Write out the data below in full, unchanged, minus the images.
------
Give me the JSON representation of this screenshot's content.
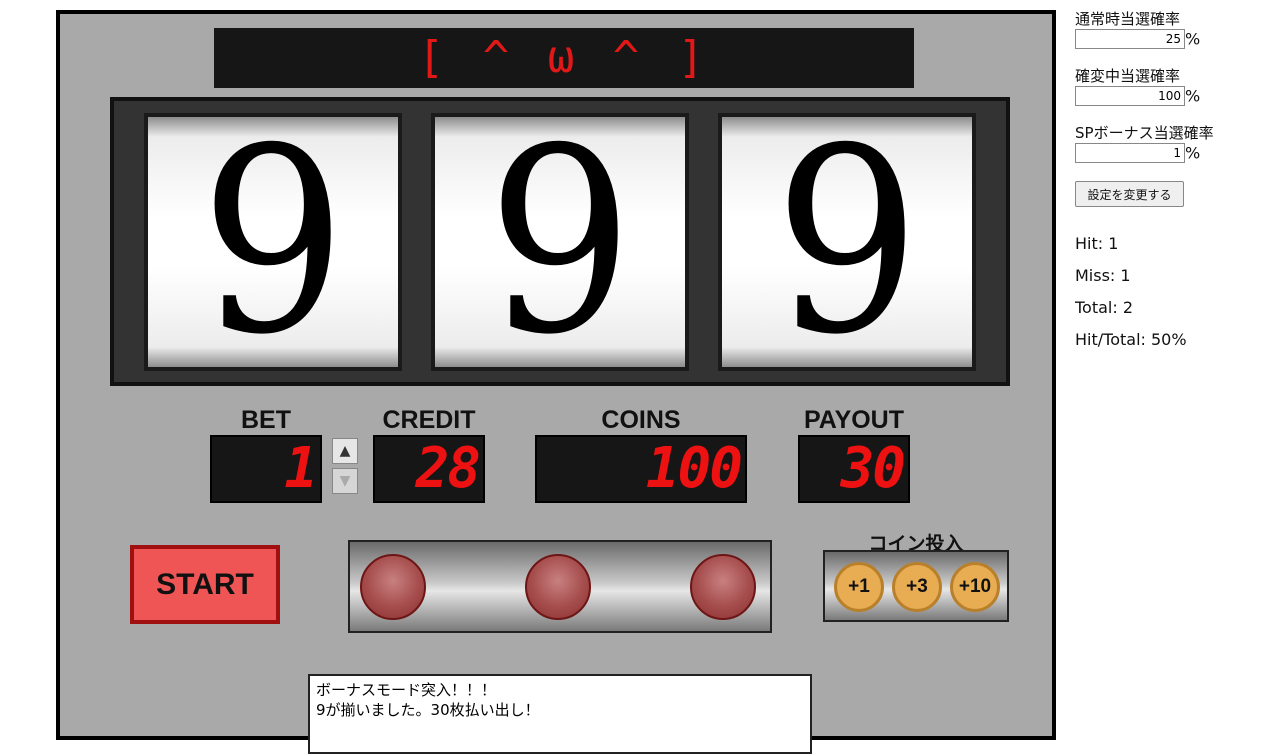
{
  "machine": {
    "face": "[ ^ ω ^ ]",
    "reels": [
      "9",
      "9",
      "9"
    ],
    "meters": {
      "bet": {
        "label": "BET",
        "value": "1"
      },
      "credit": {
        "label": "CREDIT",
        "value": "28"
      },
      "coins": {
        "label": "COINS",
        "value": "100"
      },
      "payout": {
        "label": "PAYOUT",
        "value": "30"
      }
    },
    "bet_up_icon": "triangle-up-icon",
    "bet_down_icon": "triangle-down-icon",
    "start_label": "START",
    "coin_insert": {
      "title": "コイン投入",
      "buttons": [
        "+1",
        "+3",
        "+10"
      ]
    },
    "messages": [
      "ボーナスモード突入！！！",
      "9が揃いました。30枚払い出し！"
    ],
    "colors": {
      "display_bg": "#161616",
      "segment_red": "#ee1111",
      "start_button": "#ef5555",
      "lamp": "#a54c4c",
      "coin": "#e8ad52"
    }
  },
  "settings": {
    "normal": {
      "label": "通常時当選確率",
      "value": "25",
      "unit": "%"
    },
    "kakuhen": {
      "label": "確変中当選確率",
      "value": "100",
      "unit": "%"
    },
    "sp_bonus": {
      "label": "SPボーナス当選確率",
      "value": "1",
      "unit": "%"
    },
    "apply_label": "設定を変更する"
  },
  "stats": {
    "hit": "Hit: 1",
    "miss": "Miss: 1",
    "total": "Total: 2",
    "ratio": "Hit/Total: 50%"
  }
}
------
§ **FINAL RESULT**
Give me the JSON representation of this screenshot's content.
{
  "machine": {
    "face": "[ ^ ω ^ ]",
    "reels": [
      "9",
      "9",
      "9"
    ],
    "meters": {
      "bet": {
        "label": "BET",
        "value": "1"
      },
      "credit": {
        "label": "CREDIT",
        "value": "28"
      },
      "coins": {
        "label": "COINS",
        "value": "100"
      },
      "payout": {
        "label": "PAYOUT",
        "value": "30"
      }
    },
    "bet_up_icon": "triangle-up-icon",
    "bet_down_icon": "triangle-down-icon",
    "start_label": "START",
    "coin_insert": {
      "title": "コイン投入",
      "buttons": [
        "+1",
        "+3",
        "+10"
      ]
    },
    "messages": [
      "ボーナスモード突入！！！",
      "9が揃いました。30枚払い出し！"
    ],
    "colors": {
      "display_bg": "#161616",
      "segment_red": "#ee1111",
      "start_button": "#ef5555",
      "lamp": "#a54c4c",
      "coin": "#e8ad52"
    }
  },
  "settings": {
    "normal": {
      "label": "通常時当選確率",
      "value": "25",
      "unit": "%"
    },
    "kakuhen": {
      "label": "確変中当選確率",
      "value": "100",
      "unit": "%"
    },
    "sp_bonus": {
      "label": "SPボーナス当選確率",
      "value": "1",
      "unit": "%"
    },
    "apply_label": "設定を変更する"
  },
  "stats": {
    "hit": "Hit: 1",
    "miss": "Miss: 1",
    "total": "Total: 2",
    "ratio": "Hit/Total: 50%"
  }
}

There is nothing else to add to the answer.